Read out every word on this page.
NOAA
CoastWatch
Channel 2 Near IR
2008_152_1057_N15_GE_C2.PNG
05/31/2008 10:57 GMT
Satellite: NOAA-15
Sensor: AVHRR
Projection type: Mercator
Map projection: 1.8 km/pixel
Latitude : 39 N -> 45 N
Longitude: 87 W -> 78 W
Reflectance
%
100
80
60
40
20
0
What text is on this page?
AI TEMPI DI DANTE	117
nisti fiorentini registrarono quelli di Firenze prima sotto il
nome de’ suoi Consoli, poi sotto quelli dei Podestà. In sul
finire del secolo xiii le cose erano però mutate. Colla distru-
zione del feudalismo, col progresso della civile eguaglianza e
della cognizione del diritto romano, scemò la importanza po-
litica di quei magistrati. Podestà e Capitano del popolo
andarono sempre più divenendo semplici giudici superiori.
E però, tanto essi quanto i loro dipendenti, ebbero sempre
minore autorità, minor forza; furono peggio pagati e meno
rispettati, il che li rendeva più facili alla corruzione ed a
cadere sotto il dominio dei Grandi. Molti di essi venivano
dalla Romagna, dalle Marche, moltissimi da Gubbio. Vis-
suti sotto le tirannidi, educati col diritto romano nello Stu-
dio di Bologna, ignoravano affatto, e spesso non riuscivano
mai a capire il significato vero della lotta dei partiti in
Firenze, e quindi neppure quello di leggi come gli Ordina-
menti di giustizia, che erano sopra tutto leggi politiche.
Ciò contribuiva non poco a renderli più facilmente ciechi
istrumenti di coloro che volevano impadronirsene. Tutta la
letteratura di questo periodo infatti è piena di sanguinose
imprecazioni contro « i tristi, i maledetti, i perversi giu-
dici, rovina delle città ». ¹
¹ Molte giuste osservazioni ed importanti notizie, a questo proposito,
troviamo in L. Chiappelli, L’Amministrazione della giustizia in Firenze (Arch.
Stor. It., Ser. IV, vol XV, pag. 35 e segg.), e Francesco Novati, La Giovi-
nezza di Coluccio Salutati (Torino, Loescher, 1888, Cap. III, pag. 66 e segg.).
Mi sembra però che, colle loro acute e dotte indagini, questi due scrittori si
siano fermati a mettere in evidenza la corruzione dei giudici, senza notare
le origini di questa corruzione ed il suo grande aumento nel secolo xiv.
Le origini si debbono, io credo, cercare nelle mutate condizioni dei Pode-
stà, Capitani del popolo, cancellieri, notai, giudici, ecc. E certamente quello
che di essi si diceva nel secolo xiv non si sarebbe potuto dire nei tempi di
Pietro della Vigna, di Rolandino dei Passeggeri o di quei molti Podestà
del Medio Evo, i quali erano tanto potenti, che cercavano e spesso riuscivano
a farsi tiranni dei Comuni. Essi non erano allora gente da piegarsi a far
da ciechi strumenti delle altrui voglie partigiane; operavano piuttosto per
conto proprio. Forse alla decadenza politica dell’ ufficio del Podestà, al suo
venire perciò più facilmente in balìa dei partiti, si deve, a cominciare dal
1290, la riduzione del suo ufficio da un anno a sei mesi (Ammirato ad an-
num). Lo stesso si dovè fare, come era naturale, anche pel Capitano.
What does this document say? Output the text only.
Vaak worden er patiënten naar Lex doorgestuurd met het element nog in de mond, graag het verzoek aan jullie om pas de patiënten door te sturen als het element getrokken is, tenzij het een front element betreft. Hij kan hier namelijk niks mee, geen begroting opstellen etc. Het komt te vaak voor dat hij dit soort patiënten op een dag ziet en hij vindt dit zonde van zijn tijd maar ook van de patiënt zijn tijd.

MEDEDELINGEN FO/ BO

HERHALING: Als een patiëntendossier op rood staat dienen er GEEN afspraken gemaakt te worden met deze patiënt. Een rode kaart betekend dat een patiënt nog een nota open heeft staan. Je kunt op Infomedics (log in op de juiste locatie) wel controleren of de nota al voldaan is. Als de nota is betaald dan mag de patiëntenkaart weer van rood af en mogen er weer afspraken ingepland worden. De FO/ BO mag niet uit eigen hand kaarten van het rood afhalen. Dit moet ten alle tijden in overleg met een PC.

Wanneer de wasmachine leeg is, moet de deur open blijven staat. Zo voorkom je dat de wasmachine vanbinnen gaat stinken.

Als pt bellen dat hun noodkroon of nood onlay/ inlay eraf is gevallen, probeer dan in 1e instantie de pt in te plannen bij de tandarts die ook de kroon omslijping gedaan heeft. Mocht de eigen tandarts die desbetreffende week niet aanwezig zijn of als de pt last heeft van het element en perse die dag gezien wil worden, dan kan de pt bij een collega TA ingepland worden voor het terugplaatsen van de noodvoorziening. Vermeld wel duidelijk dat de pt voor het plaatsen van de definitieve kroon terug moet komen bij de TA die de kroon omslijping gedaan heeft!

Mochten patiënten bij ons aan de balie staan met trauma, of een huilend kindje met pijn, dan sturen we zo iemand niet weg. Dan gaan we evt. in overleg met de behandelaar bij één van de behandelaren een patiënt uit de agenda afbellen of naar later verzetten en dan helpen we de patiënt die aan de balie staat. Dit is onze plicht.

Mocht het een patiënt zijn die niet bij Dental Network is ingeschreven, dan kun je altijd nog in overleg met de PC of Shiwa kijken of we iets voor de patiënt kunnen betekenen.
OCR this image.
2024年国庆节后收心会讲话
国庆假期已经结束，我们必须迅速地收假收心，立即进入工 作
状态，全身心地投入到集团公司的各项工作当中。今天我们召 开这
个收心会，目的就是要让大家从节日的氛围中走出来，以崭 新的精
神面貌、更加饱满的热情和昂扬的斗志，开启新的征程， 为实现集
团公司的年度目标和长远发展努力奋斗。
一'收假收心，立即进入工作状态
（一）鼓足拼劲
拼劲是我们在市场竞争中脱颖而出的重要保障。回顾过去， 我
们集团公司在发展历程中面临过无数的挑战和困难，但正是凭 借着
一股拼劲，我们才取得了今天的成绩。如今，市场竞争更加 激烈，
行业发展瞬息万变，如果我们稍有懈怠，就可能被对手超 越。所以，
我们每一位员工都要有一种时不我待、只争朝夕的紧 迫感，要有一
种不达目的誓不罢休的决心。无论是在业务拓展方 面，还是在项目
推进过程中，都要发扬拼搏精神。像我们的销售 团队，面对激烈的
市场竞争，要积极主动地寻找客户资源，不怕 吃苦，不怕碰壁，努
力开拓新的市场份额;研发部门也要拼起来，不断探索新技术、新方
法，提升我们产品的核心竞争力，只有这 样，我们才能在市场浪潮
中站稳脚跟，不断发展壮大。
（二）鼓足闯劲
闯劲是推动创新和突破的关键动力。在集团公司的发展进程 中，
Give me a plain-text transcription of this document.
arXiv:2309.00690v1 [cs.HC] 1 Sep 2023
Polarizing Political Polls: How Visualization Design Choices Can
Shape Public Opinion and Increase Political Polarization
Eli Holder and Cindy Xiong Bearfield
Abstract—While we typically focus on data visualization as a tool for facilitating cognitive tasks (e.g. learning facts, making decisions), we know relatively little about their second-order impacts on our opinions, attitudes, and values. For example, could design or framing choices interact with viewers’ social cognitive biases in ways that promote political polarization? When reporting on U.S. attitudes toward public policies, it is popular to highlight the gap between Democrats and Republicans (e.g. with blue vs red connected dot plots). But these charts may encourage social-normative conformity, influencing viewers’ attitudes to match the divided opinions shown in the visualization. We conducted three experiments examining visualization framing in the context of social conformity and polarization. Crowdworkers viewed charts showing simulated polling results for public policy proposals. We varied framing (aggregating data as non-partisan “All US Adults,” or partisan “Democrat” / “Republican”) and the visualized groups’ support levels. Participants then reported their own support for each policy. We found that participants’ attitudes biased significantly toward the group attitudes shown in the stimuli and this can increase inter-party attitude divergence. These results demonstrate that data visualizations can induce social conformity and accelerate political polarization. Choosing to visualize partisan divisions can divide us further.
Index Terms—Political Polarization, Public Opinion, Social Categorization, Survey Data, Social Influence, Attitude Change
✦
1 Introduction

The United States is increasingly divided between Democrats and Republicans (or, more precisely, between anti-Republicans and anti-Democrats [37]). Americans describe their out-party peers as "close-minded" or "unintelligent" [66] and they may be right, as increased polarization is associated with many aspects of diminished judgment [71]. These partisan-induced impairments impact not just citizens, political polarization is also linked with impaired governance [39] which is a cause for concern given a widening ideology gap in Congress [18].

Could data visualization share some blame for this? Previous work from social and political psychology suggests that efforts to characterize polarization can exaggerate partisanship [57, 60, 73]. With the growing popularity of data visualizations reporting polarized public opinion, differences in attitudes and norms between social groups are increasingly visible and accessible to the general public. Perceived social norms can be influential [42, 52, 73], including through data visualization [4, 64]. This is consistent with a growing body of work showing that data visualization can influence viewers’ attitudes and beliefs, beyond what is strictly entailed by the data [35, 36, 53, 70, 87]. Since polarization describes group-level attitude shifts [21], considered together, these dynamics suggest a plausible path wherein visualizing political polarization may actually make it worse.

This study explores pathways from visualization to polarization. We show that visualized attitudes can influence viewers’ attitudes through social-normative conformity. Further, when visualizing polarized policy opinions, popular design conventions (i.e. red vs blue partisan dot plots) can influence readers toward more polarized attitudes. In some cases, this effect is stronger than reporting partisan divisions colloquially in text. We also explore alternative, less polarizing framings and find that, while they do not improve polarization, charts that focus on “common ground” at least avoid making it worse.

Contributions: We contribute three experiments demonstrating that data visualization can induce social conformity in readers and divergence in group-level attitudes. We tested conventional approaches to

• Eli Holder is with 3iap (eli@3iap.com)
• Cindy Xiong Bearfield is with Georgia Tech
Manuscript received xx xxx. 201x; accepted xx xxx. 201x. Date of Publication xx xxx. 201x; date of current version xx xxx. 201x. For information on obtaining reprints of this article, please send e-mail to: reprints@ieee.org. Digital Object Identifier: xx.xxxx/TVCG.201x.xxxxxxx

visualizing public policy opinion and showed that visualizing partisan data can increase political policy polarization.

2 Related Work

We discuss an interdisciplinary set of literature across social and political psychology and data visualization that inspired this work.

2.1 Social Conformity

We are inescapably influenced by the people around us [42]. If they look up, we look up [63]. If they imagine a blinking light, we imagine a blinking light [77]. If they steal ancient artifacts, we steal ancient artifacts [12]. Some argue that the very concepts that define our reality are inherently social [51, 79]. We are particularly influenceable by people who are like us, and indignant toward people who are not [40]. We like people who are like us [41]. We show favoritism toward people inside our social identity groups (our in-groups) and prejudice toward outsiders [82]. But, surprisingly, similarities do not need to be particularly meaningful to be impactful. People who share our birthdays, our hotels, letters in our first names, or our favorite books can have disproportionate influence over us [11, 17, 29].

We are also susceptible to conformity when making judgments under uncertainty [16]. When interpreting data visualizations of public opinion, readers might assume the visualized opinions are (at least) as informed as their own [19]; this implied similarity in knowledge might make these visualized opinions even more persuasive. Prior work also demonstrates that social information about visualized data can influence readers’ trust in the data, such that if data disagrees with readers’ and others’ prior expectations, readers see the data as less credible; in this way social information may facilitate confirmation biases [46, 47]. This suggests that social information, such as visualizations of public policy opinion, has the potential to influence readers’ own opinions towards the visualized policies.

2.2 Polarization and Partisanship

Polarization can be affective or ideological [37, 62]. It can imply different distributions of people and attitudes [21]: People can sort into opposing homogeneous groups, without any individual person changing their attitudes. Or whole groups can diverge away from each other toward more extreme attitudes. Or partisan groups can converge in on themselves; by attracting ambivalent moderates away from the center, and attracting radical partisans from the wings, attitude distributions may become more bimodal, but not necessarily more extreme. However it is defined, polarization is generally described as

GOAL = Say how many lines contain the string "ufficio", giving nothing but the count.

REPLY TO THE TASK = 2